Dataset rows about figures
□ □ □ □

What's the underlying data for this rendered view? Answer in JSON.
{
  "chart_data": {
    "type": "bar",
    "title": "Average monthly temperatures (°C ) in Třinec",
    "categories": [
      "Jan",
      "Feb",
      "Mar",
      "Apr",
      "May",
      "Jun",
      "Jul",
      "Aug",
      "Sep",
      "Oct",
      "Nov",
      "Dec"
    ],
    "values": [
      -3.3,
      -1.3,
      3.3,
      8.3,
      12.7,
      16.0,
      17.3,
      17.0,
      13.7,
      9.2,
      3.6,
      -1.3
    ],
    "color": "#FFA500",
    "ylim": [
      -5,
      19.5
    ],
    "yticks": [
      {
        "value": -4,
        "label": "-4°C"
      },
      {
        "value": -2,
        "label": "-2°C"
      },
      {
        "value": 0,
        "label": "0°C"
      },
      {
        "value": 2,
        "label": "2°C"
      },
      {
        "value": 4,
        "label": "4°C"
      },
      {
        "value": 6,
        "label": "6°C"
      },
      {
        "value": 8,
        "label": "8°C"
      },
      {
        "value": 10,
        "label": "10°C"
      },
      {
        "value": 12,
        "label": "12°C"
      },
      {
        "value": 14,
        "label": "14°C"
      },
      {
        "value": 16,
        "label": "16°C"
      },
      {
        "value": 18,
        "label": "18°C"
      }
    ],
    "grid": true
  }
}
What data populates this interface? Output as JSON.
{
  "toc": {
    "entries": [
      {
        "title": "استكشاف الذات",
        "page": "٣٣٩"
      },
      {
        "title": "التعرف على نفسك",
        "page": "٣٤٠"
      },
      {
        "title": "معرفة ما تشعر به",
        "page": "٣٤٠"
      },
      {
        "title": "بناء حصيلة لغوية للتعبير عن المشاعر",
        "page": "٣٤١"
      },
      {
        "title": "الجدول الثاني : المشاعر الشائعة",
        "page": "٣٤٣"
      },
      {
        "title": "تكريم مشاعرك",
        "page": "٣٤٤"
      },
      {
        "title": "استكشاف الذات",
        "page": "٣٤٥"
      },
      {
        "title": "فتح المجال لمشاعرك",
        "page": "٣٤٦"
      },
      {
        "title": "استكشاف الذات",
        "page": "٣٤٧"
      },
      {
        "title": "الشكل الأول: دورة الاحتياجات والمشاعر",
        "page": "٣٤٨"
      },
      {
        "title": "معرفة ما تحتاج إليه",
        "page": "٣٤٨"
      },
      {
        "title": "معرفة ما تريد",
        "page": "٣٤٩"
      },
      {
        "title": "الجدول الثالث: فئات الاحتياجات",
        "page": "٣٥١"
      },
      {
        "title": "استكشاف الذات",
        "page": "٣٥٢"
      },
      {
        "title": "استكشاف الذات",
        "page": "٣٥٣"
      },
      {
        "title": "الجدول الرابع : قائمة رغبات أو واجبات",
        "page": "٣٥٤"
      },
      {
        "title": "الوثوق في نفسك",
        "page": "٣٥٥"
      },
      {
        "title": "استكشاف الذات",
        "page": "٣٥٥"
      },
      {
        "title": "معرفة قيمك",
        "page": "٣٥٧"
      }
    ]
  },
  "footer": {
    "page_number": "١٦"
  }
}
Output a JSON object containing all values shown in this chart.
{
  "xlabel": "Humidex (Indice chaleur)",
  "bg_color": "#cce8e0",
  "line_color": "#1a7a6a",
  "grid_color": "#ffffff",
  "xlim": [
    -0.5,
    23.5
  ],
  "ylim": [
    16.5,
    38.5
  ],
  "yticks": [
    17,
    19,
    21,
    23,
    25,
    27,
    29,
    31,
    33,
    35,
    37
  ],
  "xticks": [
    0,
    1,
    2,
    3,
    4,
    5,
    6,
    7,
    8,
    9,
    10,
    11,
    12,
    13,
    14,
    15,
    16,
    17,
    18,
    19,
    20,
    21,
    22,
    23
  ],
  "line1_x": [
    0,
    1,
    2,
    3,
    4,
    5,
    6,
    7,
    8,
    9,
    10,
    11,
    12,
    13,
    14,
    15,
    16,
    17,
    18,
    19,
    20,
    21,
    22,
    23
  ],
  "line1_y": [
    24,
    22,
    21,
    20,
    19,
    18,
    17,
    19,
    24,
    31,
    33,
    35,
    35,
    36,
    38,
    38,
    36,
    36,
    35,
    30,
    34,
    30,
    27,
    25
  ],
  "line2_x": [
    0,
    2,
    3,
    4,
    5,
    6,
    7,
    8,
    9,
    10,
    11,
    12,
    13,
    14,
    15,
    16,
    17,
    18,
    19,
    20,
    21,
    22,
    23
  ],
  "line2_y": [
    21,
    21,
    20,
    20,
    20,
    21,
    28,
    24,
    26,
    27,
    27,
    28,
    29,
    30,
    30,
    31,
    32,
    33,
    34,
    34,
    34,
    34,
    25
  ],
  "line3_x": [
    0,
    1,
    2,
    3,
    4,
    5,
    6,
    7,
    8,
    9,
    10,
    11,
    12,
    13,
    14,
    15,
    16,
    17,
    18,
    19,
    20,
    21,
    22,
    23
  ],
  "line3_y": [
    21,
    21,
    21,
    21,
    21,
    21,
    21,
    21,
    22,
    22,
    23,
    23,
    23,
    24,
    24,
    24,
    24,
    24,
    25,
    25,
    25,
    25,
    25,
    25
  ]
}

□ □ □ □

What to do: Which lines hold the word "this"? Copy each of them from the records.

Reply to the task:
What's the underlying data for this rendered view? Answer in JSON.
What data populates this interface? Output as JSON.
Output a JSON object containing all values shown in this chart.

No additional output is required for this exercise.